Data entries
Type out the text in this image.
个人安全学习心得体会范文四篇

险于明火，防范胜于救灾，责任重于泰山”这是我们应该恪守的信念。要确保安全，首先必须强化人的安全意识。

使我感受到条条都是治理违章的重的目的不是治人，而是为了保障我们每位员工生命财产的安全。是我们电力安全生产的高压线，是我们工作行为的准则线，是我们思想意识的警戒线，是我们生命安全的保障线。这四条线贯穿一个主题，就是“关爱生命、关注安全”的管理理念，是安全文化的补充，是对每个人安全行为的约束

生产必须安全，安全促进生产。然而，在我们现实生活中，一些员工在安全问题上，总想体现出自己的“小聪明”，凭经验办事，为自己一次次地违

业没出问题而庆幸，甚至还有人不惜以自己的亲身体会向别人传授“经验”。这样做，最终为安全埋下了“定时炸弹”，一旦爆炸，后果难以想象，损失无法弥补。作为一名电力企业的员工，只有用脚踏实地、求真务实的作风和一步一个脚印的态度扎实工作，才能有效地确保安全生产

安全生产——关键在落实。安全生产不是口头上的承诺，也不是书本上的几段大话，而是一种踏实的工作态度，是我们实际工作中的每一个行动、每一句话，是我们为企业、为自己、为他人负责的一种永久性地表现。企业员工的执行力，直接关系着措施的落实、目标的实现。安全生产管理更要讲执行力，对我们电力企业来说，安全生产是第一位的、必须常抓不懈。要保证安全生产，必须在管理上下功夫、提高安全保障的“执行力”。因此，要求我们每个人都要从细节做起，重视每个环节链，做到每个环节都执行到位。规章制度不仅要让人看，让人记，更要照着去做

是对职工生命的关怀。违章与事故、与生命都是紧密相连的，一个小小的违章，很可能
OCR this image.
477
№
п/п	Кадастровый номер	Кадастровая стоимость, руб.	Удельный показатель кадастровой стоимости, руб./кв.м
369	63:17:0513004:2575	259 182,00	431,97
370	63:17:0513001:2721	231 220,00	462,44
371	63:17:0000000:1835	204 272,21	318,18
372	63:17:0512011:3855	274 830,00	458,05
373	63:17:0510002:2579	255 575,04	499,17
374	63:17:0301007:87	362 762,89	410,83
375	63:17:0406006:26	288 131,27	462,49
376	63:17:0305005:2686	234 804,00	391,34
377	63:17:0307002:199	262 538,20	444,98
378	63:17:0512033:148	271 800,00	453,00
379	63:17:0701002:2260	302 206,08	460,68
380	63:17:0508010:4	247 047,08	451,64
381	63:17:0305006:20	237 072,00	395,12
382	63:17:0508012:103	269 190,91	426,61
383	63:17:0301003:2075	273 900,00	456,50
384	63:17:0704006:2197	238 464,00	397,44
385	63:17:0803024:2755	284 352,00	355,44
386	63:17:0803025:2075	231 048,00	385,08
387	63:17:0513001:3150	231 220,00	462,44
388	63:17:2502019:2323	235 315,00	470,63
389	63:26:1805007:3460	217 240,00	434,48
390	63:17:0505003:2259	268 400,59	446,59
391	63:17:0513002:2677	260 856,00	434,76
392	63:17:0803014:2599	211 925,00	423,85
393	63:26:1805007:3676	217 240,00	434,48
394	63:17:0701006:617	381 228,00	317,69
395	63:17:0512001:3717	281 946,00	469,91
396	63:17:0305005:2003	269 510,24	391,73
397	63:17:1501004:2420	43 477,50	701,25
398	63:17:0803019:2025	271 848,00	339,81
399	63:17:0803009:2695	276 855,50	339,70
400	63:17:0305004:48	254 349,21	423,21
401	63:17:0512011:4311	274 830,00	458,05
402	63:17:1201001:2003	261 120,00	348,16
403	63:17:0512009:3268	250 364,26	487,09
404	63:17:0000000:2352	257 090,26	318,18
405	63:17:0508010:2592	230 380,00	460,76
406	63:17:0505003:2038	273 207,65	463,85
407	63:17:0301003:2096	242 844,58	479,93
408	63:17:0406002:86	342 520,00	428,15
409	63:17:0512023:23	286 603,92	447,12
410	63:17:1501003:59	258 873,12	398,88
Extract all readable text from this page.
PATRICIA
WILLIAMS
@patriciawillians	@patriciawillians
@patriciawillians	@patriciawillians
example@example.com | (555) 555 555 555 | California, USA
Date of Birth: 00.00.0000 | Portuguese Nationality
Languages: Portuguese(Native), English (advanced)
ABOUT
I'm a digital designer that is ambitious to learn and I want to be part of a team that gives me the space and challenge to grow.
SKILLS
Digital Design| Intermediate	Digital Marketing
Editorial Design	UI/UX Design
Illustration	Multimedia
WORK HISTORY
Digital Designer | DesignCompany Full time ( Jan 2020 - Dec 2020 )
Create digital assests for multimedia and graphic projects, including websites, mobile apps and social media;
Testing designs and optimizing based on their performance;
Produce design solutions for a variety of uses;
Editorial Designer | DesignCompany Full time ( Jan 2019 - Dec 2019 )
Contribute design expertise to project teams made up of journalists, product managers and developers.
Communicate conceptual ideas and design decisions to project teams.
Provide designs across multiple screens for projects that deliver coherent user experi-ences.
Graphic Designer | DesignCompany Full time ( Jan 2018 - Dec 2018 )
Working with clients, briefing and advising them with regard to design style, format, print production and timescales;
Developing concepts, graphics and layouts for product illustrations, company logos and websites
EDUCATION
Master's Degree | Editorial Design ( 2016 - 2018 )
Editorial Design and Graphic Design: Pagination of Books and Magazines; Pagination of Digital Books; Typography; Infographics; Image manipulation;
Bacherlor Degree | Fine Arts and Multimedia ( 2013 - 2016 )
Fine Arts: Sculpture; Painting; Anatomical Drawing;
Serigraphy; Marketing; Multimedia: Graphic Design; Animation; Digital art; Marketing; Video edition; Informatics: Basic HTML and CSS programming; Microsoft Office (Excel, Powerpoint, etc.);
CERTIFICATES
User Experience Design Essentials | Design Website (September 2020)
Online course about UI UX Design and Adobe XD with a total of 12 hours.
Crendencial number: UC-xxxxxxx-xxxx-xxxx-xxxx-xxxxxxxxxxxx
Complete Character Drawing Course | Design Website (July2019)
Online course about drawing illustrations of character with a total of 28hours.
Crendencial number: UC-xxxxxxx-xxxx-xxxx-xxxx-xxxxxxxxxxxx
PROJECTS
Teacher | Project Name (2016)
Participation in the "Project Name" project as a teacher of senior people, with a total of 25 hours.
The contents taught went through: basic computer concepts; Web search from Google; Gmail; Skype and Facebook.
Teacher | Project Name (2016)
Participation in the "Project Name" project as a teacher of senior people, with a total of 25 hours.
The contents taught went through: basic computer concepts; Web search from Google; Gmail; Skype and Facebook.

■ TASK OBJECTIVE ■
Your task is to reproduce the whole listing exactly.

■ COMPLETE OUTPUT ■
Type out the text in this image.
个人安全学习心得体会范文四篇

险于明火，防范胜于救灾，责任重于泰山”这是我们应该恪守的信念。要确保安全，首先必须强化人的安全意识。

使我感受到条条都是治理违章的重的目的不是治人，而是为了保障我们每位员工生命财产的安全。是我们电力安全生产的高压线，是我们工作行为的准则线，是我们思想意识的警戒线，是我们生命安全的保障线。这四条线贯穿一个主题，就是“关爱生命、关注安全”的管理理念，是安全文化的补充，是对每个人安全行为的约束

生产必须安全，安全促进生产。然而，在我们现实生活中，一些员工在安全问题上，总想体现出自己的“小聪明”，凭经验办事，为自己一次次地违

业没出问题而庆幸，甚至还有人不惜以自己的亲身体会向别人传授“经验”。这样做，最终为安全埋下了“定时炸弹”，一旦爆炸，后果难以想象，损失无法弥补。作为一名电力企业的员工，只有用脚踏实地、求真务实的作风和一步一个脚印的态度扎实工作，才能有效地确保安全生产

安全生产——关键在落实。安全生产不是口头上的承诺，也不是书本上的几段大话，而是一种踏实的工作态度，是我们实际工作中的每一个行动、每一句话，是我们为企业、为自己、为他人负责的一种永久性地表现。企业员工的执行力，直接关系着措施的落实、目标的实现。安全生产管理更要讲执行力，对我们电力企业来说，安全生产是第一位的、必须常抓不懈。要保证安全生产，必须在管理上下功夫、提高安全保障的“执行力”。因此，要求我们每个人都要从细节做起，重视每个环节链，做到每个环节都执行到位。规章制度不仅要让人看，让人记，更要照着去做

是对职工生命的关怀。违章与事故、与生命都是紧密相连的，一个小小的违章，很可能
OCR this image.
477
№
п/п	Кадастровый номер	Кадастровая стоимость, руб.	Удельный показатель кадастровой стоимости, руб./кв.м
369	63:17:0513004:2575	259 182,00	431,97
370	63:17:0513001:2721	231 220,00	462,44
371	63:17:0000000:1835	204 272,21	318,18
372	63:17:0512011:3855	274 830,00	458,05
373	63:17:0510002:2579	255 575,04	499,17
374	63:17:0301007:87	362 762,89	410,83
375	63:17:0406006:26	288 131,27	462,49
376	63:17:0305005:2686	234 804,00	391,34
377	63:17:0307002:199	262 538,20	444,98
378	63:17:0512033:148	271 800,00	453,00
379	63:17:0701002:2260	302 206,08	460,68
380	63:17:0508010:4	247 047,08	451,64
381	63:17:0305006:20	237 072,00	395,12
382	63:17:0508012:103	269 190,91	426,61
383	63:17:0301003:2075	273 900,00	456,50
384	63:17:0704006:2197	238 464,00	397,44
385	63:17:0803024:2755	284 352,00	355,44
386	63:17:0803025:2075	231 048,00	385,08
387	63:17:0513001:3150	231 220,00	462,44
388	63:17:2502019:2323	235 315,00	470,63
389	63:26:1805007:3460	217 240,00	434,48
390	63:17:0505003:2259	268 400,59	446,59
391	63:17:0513002:2677	260 856,00	434,76
392	63:17:0803014:2599	211 925,00	423,85
393	63:26:1805007:3676	217 240,00	434,48
394	63:17:0701006:617	381 228,00	317,69
395	63:17:0512001:3717	281 946,00	469,91
396	63:17:0305005:2003	269 510,24	391,73
397	63:17:1501004:2420	43 477,50	701,25
398	63:17:0803019:2025	271 848,00	339,81
399	63:17:0803009:2695	276 855,50	339,70
400	63:17:0305004:48	254 349,21	423,21
401	63:17:0512011:4311	274 830,00	458,05
402	63:17:1201001:2003	261 120,00	348,16
403	63:17:0512009:3268	250 364,26	487,09
404	63:17:0000000:2352	257 090,26	318,18
405	63:17:0508010:2592	230 380,00	460,76
406	63:17:0505003:2038	273 207,65	463,85
407	63:17:0301003:2096	242 844,58	479,93
408	63:17:0406002:86	342 520,00	428,15
409	63:17:0512023:23	286 603,92	447,12
410	63:17:1501003:59	258 873,12	398,88
Extract all readable text from this page.
PATRICIA
WILLIAMS
@patriciawillians	@patriciawillians
@patriciawillians	@patriciawillians
example@example.com | (555) 555 555 555 | California, USA
Date of Birth: 00.00.0000 | Portuguese Nationality
Languages: Portuguese(Native), English (advanced)
ABOUT
I'm a digital designer that is ambitious to learn and I want to be part of a team that gives me the space and challenge to grow.
SKILLS
Digital Design| Intermediate	Digital Marketing
Editorial Design	UI/UX Design
Illustration	Multimedia
WORK HISTORY
Digital Designer | DesignCompany Full time ( Jan 2020 - Dec 2020 )
Create digital assests for multimedia and graphic projects, including websites, mobile apps and social media;
Testing designs and optimizing based on their performance;
Produce design solutions for a variety of uses;
Editorial Designer | DesignCompany Full time ( Jan 2019 - Dec 2019 )
Contribute design expertise to project teams made up of journalists, product managers and developers.
Communicate conceptual ideas and design decisions to project teams.
Provide designs across multiple screens for projects that deliver coherent user experi-ences.
Graphic Designer | DesignCompany Full time ( Jan 2018 - Dec 2018 )
Working with clients, briefing and advising them with regard to design style, format, print production and timescales;
Developing concepts, graphics and layouts for product illustrations, company logos and websites
EDUCATION
Master's Degree | Editorial Design ( 2016 - 2018 )
Editorial Design and Graphic Design: Pagination of Books and Magazines; Pagination of Digital Books; Typography; Infographics; Image manipulation;
Bacherlor Degree | Fine Arts and Multimedia ( 2013 - 2016 )
Fine Arts: Sculpture; Painting; Anatomical Drawing;
Serigraphy; Marketing; Multimedia: Graphic Design; Animation; Digital art; Marketing; Video edition; Informatics: Basic HTML and CSS programming; Microsoft Office (Excel, Powerpoint, etc.);
CERTIFICATES
User Experience Design Essentials | Design Website (September 2020)
Online course about UI UX Design and Adobe XD with a total of 12 hours.
Crendencial number: UC-xxxxxxx-xxxx-xxxx-xxxx-xxxxxxxxxxxx
Complete Character Drawing Course | Design Website (July2019)
Online course about drawing illustrations of character with a total of 28hours.
Crendencial number: UC-xxxxxxx-xxxx-xxxx-xxxx-xxxxxxxxxxxx
PROJECTS
Teacher | Project Name (2016)
Participation in the "Project Name" project as a teacher of senior people, with a total of 25 hours.
The contents taught went through: basic computer concepts; Web search from Google; Gmail; Skype and Facebook.
Teacher | Project Name (2016)
Participation in the "Project Name" project as a teacher of senior people, with a total of 25 hours.
The contents taught went through: basic computer concepts; Web search from Google; Gmail; Skype and Facebook.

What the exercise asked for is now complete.